→ **Tasks and exercises**:
[a] Repeat the passage on fluid extravasation after arthroscopy in dogs word for word, starting at "The fact that" and ending at "of the joints.".
[b] From the passage on fluid extravasation after arthroscopy in dogs, list every sentence that contains the word "extravasation".
[c] Go on with the passage on fluid extravasation after arthroscopy in dogs, picking up after its final sentence.

═════ Passage for review

The fact that neither intensity nor volume changed significantly over the course of
the various measurement points indicates that the main effect of extravasation already
occurred directly at time point T0. The causative extravasation therefore occurred
directly after the arthroscopy and injection of contrast media. One possible explanation
as to why even more fluid did not escape from the joints over the further course of
time could be a lack of movement. In an in vivo scenario, there would most likely
be even more extravasation due to the movement of the joints.
Our results also revealed high variance among dogs in each treatment group but high
consistency in how each dog responded to the treatment. This means that dogs which
showed higher fluid volume or intensity in the control group also showed higher fluid
volume and intensity in the arthroscopy group. We speculate that the physiology of
the dogs has an influence on the measured volumes and intensities but does not influence
the ratio of extravasation.
Several limitations must be considered when interpreting the results of this study.

══════════
═════ Excerpted data

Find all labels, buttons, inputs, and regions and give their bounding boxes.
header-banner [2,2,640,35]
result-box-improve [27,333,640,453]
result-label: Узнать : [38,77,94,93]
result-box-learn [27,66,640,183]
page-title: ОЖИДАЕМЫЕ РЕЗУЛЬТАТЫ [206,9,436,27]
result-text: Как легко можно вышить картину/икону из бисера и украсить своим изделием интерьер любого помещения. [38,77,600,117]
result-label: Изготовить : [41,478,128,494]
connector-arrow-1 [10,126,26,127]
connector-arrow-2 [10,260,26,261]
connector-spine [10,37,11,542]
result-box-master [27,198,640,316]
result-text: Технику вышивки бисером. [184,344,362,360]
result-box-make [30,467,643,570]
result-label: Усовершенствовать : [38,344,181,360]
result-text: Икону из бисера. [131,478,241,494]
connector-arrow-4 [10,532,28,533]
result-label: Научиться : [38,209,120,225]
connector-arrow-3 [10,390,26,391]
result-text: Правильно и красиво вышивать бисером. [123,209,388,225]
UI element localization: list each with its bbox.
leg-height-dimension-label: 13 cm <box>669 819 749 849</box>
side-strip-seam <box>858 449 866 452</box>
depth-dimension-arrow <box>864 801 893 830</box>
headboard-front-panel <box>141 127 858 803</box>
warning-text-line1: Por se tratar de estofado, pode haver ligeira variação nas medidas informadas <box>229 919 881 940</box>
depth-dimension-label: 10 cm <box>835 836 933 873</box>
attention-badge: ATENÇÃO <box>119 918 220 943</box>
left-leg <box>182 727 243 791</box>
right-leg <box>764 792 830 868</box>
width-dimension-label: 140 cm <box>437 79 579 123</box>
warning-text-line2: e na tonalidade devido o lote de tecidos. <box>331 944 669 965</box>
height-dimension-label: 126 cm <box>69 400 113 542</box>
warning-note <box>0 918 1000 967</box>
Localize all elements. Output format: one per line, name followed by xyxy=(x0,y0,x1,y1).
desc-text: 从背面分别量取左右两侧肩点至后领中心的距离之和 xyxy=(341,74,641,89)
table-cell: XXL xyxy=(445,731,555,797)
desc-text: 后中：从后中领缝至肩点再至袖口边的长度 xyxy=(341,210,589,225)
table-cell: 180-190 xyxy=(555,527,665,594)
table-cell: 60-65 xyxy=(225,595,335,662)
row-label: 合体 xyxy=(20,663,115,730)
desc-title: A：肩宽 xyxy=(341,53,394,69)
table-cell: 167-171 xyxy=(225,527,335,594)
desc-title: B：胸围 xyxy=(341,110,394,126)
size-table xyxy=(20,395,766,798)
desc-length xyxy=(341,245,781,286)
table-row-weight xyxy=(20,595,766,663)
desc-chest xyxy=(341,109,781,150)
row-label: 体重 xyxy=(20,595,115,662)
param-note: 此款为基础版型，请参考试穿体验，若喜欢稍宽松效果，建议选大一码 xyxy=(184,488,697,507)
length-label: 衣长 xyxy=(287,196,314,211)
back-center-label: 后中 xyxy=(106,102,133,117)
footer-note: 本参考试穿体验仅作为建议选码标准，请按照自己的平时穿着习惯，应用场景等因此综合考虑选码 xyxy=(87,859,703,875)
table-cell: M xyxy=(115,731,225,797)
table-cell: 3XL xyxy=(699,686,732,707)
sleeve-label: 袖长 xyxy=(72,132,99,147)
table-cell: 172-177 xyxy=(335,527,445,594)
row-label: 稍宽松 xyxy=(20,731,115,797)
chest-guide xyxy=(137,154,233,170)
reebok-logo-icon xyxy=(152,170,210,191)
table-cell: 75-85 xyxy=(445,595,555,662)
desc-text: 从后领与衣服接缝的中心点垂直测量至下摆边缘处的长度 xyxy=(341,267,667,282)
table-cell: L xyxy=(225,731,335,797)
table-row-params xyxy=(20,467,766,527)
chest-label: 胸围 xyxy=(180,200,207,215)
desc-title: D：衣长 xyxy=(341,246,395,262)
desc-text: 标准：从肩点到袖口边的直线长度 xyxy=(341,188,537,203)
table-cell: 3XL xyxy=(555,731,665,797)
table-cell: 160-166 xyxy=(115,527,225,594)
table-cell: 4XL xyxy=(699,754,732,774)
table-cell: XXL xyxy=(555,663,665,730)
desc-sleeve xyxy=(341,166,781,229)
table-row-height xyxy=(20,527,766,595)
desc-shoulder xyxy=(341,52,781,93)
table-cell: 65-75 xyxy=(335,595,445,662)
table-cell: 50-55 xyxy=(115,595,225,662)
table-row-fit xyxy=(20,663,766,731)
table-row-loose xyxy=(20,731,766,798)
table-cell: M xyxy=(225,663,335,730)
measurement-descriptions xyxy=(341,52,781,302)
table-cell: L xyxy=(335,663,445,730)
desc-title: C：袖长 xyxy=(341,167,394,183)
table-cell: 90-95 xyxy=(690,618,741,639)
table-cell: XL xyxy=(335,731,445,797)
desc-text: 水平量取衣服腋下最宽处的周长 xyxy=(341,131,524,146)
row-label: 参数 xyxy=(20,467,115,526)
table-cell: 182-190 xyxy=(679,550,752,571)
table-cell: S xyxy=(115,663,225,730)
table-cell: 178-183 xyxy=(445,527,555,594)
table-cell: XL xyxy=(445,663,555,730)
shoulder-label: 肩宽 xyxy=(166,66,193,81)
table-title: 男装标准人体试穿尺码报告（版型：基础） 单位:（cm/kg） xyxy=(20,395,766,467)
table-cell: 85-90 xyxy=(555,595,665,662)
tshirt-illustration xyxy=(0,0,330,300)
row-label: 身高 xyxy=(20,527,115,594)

══════════

→ **Answers by item**:
[a]
The fact that neither intensity nor volume changed significantly over the course of
the various measurement points indicates that the main effect of extravasation already
occurred directly at time point T0. The causative extravasation therefore occurred
directly after the arthroscopy and injection of contrast media. One possible explanation
as to why even more fluid did not escape from the joints over the further course of
time could be a lack of movement. In an in vivo scenario, there would most likely
be even more extravasation due to the movement of the joints.

[b]
- The fact that neither intensity nor volume changed significantly over the course of the various measurement points indicates that the main effect of extravasation already occurred directly at time point T0.
- The causative extravasation therefore occurred directly after the arthroscopy and injection of contrast media.
- In an in vivo scenario, there would most likely be even more extravasation due to the movement of the joints.
- We speculate that the physiology of the dogs has an influence on the measured volumes and intensities but does not influence the ratio of extravasation.

[c]
First, the ex-vivo character of this study does not allow direct translation to the
clinical field. The use of elbow joints of previously frozen cadaveric dogs might
have compromised the integrity of the joint capsule. However, as the same dogs were
used as their control, expected compromises to the joint capsule should occur to the
same amount in the control group. As the use of thawed joints showed no adverse effects
in the work of Samii and colleagues and Gendler and colleagues with an similar setup,
we estimate the risk for effects in our study to be low.[33]
[41] As previously discussed joint movement after injection could have a significant
effect on extravasation and should therefore be considered in future studies.[18]
[34] Since the contrast medium was administered without monitoring the application pressure
and without blinding, this aspect could also represent a limitation. As the injection
was easy and without resistance in all cases, an effect on increased extravasation
due to increased application pressures appears to be low. But a certain variance in
the application pressures during manual administration cannot be ruled out. Also,
the widening of the arthroscopic ports with mosquito forceps may have contributed
to an increased risk of extravasation. But as this is common practice in many institutions
and is a described technique in the literature, we wanted to include this effect in
our study setup.[18]
[23] How great the effect of the widening really contributes to leakage cannot be clearly
stated at this point. Future studies should evaluate whether there is a difference
between widening and non-widening of arthroscopic portals. In addition, the pressure
of 40 to 50 mmHg used for irrigation during arthroscopy can be criticized as relatively
high. These pressures are described in the literature and are commonly used in practice,
and we therefore wanted to consider the possible effects of these pressures in our
experimental setup.[5]
[18]
[23] Whether there is a possible influence of different irrigation pressures on the extravasation
behavior is beyond the scope of this study. Lastly, all CT measurements were performed
by a single, non-blinded investigator, which might have caused a certain degree of
bias.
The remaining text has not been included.